[start]

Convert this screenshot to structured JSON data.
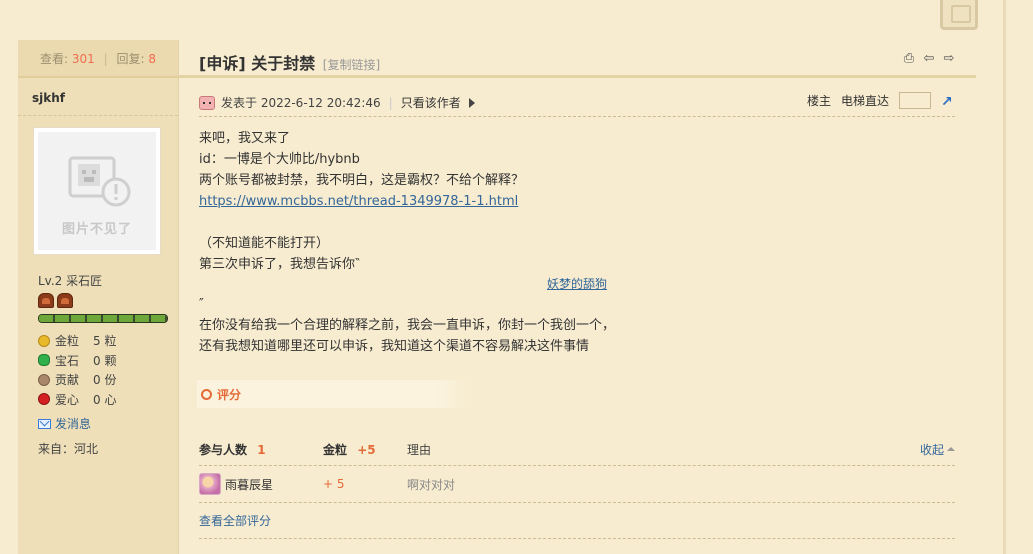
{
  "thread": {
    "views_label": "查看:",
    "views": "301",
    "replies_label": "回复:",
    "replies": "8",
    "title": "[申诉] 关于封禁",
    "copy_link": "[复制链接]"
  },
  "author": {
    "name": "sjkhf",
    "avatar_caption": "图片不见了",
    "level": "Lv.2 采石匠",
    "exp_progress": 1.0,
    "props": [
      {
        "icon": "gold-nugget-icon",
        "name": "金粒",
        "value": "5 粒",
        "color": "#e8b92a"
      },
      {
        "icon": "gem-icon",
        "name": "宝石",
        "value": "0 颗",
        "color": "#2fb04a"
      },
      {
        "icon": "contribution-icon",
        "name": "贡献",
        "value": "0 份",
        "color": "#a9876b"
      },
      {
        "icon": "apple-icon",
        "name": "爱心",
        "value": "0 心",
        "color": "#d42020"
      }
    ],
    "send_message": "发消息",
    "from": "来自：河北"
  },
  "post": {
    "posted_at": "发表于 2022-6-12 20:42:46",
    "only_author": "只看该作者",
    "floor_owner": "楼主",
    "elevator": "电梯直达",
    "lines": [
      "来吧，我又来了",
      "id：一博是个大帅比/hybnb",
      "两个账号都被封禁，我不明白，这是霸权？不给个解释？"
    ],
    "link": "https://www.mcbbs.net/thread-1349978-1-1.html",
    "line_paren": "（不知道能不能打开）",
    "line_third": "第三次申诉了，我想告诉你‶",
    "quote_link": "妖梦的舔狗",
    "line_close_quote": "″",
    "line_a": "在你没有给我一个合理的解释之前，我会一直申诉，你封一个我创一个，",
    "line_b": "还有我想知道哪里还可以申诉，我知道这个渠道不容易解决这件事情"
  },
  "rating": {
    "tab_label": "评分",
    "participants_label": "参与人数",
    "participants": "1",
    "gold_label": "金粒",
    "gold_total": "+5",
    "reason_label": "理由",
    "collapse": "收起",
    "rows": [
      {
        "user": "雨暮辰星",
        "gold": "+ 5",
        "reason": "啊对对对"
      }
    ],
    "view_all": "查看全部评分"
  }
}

[end]

Reproduce every record above exactly, but leave out the pictures.

Task solution:
Convert this screenshot to structured JSON data.
{
  "thread": {
    "views_label": "查看:",
    "views": "301",
    "replies_label": "回复:",
    "replies": "8",
    "title": "[申诉] 关于封禁",
    "copy_link": "[复制链接]"
  },
  "author": {
    "name": "sjkhf",
    "avatar_caption": "图片不见了",
    "level": "Lv.2 采石匠",
    "exp_progress": 1.0,
    "props": [
      {
        "icon": "gold-nugget-icon",
        "name": "金粒",
        "value": "5 粒",
        "color": "#e8b92a"
      },
      {
        "icon": "gem-icon",
        "name": "宝石",
        "value": "0 颗",
        "color": "#2fb04a"
      },
      {
        "icon": "contribution-icon",
        "name": "贡献",
        "value": "0 份",
        "color": "#a9876b"
      },
      {
        "icon": "apple-icon",
        "name": "爱心",
        "value": "0 心",
        "color": "#d42020"
      }
    ],
    "send_message": "发消息",
    "from": "来自：河北"
  },
  "post": {
    "posted_at": "发表于 2022-6-12 20:42:46",
    "only_author": "只看该作者",
    "floor_owner": "楼主",
    "elevator": "电梯直达",
    "lines": [
      "来吧，我又来了",
      "id：一博是个大帅比/hybnb",
      "两个账号都被封禁，我不明白，这是霸权？不给个解释？"
    ],
    "link": "https://www.mcbbs.net/thread-1349978-1-1.html",
    "line_paren": "（不知道能不能打开）",
    "line_third": "第三次申诉了，我想告诉你‶",
    "quote_link": "妖梦的舔狗",
    "line_close_quote": "″",
    "line_a": "在你没有给我一个合理的解释之前，我会一直申诉，你封一个我创一个，",
    "line_b": "还有我想知道哪里还可以申诉，我知道这个渠道不容易解决这件事情"
  },
  "rating": {
    "tab_label": "评分",
    "participants_label": "参与人数",
    "participants": "1",
    "gold_label": "金粒",
    "gold_total": "+5",
    "reason_label": "理由",
    "collapse": "收起",
    "rows": [
      {
        "user": "雨暮辰星",
        "gold": "+ 5",
        "reason": "啊对对对"
      }
    ],
    "view_all": "查看全部评分"
  }
}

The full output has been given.